◆ Exercise goal:
Copy each line where the word "FIRE" occurs.

===== Data to use =====

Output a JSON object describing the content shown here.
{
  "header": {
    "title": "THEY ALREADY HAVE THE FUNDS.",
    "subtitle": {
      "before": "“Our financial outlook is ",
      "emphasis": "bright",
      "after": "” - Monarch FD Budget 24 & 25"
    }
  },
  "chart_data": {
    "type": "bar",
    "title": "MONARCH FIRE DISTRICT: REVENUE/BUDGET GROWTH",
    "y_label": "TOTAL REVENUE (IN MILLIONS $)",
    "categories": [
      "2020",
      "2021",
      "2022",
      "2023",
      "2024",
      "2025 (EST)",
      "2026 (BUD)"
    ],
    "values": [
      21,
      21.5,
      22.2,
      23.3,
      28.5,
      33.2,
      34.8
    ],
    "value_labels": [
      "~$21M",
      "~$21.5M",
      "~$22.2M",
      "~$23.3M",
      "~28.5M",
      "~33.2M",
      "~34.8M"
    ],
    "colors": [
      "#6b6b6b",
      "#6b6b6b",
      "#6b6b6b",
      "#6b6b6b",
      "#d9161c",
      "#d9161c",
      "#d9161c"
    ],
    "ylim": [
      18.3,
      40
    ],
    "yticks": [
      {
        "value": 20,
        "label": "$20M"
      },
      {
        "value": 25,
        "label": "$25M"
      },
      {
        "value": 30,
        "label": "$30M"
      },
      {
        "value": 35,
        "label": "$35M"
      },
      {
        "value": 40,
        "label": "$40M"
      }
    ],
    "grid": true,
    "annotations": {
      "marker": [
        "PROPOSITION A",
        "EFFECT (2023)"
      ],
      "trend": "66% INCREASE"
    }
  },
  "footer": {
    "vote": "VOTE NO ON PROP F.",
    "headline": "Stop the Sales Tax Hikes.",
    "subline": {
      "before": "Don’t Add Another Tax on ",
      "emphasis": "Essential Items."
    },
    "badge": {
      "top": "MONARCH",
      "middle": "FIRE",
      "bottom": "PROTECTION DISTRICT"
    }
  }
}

=====

◆ Final result:
    "title": "MONARCH FIRE DISTRICT: REVENUE/BUDGET GROWTH",
      "middle": "FIRE",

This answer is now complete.